AIM OF THE EXERCISE:
Answer with one number only: the number of lines that contain "content".

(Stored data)
····················

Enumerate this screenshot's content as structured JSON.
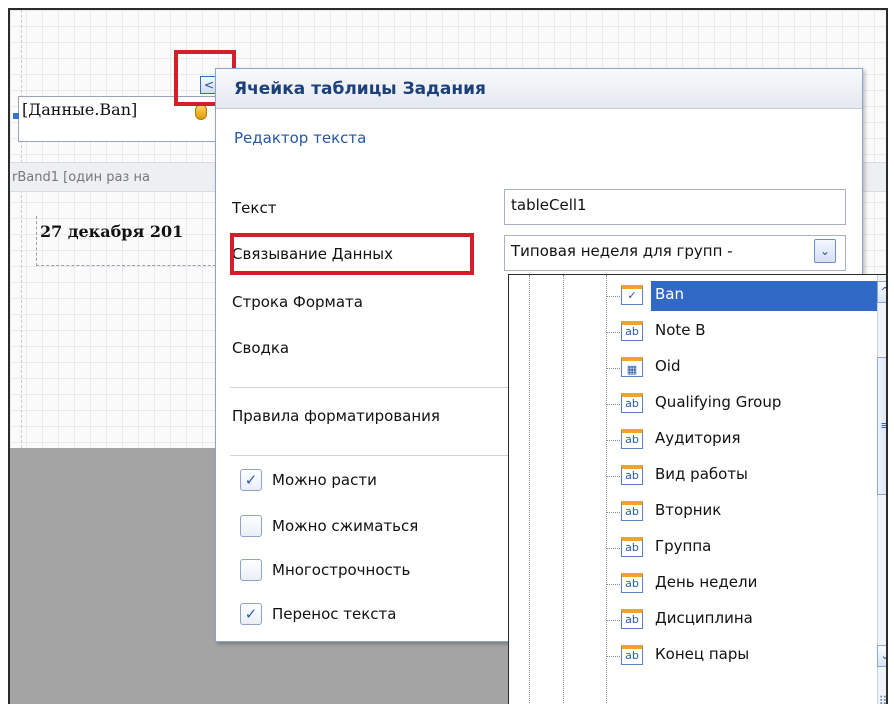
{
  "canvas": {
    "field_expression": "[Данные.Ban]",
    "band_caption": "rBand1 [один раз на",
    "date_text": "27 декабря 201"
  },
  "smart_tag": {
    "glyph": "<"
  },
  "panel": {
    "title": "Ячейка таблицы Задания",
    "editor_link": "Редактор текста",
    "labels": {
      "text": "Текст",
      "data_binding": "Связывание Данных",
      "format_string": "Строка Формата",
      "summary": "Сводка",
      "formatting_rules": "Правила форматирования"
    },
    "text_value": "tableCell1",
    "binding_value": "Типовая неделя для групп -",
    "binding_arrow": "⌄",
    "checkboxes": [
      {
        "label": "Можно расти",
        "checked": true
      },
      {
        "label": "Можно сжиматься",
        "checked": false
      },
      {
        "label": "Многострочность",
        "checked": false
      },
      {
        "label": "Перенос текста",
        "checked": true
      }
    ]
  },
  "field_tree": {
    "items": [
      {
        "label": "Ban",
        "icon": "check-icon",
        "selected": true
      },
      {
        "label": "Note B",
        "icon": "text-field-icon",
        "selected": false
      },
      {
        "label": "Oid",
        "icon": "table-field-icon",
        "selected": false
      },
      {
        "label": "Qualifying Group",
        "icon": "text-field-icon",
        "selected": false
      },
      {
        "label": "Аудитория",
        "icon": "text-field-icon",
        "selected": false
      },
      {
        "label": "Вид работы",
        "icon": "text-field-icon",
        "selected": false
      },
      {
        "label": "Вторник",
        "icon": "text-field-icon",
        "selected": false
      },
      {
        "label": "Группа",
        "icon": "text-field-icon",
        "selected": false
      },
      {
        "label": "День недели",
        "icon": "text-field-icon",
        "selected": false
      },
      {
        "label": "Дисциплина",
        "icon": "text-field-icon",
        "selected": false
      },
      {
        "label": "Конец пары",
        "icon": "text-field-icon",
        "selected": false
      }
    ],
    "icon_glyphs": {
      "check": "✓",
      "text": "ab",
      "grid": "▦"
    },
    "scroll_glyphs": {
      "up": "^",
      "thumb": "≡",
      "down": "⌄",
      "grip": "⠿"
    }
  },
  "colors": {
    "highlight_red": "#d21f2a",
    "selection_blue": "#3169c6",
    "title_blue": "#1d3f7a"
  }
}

····················

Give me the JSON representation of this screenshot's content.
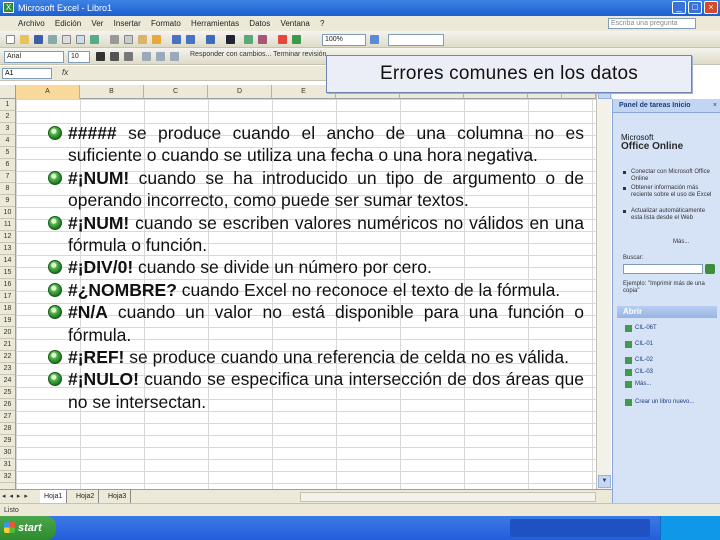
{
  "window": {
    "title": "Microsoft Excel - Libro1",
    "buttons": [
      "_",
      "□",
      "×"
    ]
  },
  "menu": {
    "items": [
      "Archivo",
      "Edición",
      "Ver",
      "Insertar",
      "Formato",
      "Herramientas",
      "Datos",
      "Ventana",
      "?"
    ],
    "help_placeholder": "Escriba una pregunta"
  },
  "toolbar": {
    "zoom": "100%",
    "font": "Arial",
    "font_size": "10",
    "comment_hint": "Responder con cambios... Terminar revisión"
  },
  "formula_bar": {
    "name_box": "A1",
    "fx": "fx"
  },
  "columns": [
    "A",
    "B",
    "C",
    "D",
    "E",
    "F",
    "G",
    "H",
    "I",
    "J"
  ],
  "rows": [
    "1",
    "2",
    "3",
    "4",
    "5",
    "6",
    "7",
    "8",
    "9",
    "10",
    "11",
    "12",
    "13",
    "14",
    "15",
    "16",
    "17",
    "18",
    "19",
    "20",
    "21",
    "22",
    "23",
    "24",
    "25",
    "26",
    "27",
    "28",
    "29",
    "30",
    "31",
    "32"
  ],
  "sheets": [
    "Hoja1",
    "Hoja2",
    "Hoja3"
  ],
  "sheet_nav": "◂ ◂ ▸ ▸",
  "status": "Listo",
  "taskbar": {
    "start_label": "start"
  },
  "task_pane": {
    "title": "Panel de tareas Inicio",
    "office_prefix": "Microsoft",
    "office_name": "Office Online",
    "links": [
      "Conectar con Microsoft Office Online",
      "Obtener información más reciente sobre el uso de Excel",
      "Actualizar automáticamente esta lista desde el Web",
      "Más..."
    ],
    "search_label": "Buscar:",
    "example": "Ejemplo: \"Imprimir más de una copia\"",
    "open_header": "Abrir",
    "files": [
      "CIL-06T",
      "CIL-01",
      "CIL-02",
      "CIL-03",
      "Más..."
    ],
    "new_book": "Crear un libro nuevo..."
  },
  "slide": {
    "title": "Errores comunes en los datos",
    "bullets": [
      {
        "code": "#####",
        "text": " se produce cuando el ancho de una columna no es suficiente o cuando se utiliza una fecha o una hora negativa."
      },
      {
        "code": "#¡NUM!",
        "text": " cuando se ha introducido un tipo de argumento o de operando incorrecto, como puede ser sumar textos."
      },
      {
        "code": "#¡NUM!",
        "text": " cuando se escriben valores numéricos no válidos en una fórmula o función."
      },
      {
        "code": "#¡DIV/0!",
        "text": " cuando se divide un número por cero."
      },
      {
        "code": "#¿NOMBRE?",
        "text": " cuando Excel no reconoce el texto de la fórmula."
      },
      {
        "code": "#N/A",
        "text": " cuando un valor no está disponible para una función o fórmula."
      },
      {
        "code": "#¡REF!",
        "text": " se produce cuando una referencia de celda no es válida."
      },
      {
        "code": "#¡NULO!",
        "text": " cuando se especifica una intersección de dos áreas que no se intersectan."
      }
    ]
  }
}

····················

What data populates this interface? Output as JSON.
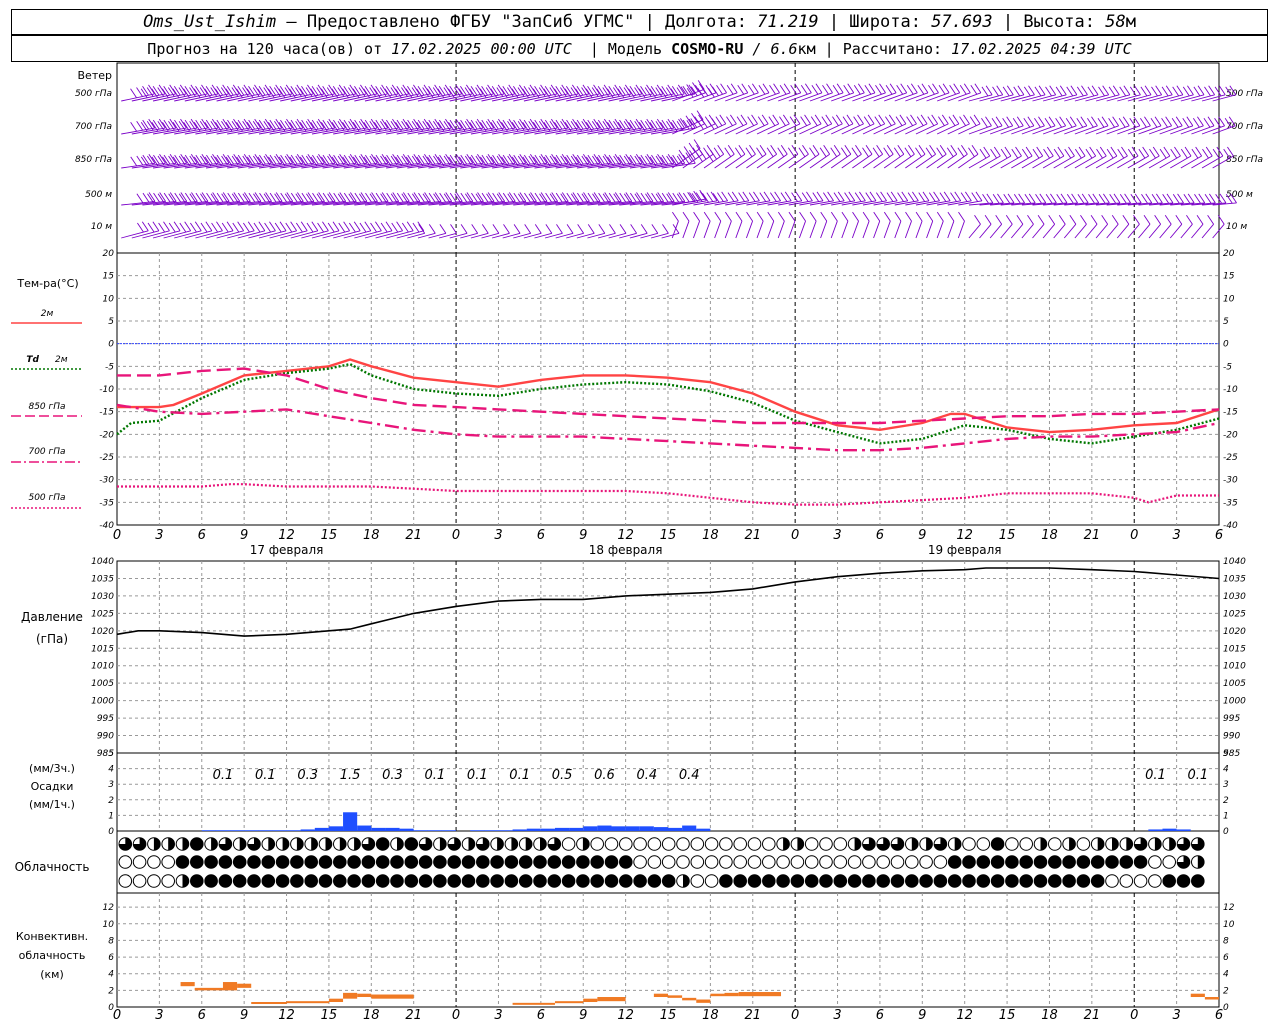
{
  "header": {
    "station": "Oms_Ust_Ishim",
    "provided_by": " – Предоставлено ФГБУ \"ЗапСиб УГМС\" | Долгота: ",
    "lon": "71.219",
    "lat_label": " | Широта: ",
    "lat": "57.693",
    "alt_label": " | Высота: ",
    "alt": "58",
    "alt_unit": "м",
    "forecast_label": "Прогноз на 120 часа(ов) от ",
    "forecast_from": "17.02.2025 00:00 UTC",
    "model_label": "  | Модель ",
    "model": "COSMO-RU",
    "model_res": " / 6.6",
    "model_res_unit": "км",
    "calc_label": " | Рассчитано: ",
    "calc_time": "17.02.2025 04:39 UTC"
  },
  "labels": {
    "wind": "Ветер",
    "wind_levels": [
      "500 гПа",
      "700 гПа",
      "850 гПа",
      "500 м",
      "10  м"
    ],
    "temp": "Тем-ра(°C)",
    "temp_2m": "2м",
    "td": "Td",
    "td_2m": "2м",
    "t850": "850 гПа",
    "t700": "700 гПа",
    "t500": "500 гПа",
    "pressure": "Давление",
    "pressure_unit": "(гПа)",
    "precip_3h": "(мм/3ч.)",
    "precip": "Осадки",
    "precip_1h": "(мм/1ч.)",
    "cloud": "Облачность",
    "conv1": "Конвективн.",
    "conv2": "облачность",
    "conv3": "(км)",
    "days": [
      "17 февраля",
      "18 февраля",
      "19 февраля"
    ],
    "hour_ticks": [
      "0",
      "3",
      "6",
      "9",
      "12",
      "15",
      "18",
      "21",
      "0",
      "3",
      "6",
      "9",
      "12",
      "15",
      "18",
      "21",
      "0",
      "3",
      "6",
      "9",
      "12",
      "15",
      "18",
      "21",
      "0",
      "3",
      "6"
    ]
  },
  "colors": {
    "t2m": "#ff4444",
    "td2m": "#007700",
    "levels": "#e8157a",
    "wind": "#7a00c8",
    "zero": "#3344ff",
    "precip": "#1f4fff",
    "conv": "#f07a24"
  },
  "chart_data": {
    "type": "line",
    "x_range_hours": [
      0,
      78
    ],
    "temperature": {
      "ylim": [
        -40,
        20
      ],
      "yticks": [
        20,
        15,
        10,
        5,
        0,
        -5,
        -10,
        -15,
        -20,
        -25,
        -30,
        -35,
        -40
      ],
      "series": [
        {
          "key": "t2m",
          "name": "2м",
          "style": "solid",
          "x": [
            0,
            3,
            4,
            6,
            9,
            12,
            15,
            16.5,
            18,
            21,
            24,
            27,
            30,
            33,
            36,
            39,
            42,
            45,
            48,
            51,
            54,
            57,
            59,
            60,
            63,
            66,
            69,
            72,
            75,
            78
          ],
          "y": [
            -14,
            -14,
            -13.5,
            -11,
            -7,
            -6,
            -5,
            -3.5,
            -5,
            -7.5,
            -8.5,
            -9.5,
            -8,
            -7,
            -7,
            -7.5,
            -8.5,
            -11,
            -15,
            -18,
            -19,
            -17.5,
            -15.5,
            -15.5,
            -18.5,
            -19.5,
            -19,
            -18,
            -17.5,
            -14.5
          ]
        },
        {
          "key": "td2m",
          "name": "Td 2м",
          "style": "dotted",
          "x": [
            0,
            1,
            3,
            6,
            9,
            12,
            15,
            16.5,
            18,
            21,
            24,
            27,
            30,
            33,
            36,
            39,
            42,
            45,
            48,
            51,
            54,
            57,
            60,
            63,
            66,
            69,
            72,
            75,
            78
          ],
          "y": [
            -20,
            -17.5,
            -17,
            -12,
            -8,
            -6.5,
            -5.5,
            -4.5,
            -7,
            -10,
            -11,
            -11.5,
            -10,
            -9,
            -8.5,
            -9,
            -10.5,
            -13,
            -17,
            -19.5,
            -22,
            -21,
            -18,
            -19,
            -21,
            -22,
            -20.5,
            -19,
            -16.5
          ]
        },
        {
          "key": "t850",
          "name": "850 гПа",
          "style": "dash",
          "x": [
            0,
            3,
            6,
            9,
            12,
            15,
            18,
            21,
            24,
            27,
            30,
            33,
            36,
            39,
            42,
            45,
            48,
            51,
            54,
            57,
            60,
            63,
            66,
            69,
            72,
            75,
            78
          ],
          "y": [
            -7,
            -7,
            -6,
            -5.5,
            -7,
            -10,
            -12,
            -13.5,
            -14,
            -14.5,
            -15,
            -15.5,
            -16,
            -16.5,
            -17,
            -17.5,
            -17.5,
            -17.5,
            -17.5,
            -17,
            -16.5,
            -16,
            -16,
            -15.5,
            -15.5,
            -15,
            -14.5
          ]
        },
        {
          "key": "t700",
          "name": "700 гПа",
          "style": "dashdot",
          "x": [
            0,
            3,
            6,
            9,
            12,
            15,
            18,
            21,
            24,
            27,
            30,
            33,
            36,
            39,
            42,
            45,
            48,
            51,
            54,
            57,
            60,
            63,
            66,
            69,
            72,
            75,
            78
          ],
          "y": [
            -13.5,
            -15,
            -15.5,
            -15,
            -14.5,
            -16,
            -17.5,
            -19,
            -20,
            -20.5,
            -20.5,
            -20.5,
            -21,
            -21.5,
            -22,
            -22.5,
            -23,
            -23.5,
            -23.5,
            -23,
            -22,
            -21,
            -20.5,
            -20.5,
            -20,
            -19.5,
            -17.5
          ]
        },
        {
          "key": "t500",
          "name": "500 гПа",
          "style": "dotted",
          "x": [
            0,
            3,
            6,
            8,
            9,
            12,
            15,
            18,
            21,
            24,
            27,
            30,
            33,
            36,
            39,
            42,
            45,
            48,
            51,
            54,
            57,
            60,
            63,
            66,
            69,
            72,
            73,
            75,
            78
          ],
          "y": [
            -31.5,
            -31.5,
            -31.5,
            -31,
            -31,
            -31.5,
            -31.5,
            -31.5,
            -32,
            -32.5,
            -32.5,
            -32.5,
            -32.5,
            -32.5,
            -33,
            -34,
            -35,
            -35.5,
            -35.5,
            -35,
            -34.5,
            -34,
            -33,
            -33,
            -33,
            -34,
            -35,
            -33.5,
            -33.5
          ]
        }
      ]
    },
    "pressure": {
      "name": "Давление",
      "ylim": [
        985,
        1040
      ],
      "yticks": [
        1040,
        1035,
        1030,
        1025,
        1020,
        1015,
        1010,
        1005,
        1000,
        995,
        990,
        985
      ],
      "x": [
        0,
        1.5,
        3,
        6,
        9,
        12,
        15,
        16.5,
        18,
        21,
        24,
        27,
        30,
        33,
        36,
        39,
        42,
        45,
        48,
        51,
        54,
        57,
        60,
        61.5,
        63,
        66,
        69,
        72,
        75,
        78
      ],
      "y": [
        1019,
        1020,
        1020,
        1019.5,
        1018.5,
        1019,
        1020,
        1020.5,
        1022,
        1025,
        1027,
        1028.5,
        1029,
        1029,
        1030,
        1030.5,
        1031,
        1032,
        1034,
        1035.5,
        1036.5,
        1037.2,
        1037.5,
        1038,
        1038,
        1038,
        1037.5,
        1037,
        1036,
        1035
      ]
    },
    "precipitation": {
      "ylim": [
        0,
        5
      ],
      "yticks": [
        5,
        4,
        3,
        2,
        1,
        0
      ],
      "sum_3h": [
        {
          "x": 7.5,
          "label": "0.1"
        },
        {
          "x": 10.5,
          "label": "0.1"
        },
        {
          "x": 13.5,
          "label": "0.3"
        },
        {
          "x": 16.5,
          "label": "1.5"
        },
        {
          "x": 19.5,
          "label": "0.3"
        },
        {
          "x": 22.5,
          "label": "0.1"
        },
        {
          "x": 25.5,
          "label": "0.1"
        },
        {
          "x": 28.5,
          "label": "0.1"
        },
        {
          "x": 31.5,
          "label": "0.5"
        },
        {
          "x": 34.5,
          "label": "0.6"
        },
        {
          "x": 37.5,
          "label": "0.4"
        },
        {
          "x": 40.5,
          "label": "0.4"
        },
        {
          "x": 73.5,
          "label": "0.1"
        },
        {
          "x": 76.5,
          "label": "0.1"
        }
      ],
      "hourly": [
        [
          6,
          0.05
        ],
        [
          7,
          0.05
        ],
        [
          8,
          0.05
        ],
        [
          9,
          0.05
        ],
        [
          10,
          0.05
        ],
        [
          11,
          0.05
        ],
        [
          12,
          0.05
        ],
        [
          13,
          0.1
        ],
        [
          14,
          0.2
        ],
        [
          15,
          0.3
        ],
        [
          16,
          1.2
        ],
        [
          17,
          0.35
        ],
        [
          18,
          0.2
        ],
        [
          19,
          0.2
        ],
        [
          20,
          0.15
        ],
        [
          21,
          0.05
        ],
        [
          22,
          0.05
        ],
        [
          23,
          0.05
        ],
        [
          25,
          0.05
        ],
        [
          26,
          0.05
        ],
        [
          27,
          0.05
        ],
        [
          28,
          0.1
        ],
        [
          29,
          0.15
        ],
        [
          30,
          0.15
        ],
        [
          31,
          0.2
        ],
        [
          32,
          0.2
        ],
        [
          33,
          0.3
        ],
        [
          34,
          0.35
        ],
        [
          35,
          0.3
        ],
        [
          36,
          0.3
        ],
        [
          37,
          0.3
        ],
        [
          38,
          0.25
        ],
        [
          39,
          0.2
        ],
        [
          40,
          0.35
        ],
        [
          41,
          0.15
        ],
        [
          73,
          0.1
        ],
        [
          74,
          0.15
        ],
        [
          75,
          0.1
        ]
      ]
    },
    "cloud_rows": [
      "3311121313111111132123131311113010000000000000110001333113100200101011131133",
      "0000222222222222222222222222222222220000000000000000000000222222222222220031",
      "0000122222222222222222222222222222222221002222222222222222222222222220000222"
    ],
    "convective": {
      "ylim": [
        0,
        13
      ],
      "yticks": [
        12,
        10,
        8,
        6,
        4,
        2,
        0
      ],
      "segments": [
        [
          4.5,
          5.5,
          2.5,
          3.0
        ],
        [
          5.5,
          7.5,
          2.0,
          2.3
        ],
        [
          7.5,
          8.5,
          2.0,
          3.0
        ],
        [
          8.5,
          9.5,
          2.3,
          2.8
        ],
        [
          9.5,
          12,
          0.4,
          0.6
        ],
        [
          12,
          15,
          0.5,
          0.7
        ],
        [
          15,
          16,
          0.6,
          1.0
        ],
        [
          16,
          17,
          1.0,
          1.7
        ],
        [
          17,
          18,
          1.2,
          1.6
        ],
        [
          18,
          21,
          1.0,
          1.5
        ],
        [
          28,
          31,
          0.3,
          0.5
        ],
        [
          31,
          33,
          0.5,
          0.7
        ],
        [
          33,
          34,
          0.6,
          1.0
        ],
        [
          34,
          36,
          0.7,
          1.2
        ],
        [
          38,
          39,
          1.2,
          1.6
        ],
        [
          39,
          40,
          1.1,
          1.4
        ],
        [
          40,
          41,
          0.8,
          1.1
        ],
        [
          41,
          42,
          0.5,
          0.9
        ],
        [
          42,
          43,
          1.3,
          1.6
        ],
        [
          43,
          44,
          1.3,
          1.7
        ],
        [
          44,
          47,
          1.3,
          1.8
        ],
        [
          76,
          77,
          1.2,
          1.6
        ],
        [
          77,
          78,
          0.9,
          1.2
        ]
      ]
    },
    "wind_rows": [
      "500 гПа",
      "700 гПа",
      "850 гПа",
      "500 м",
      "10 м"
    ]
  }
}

····················

THE OUTPUT:
2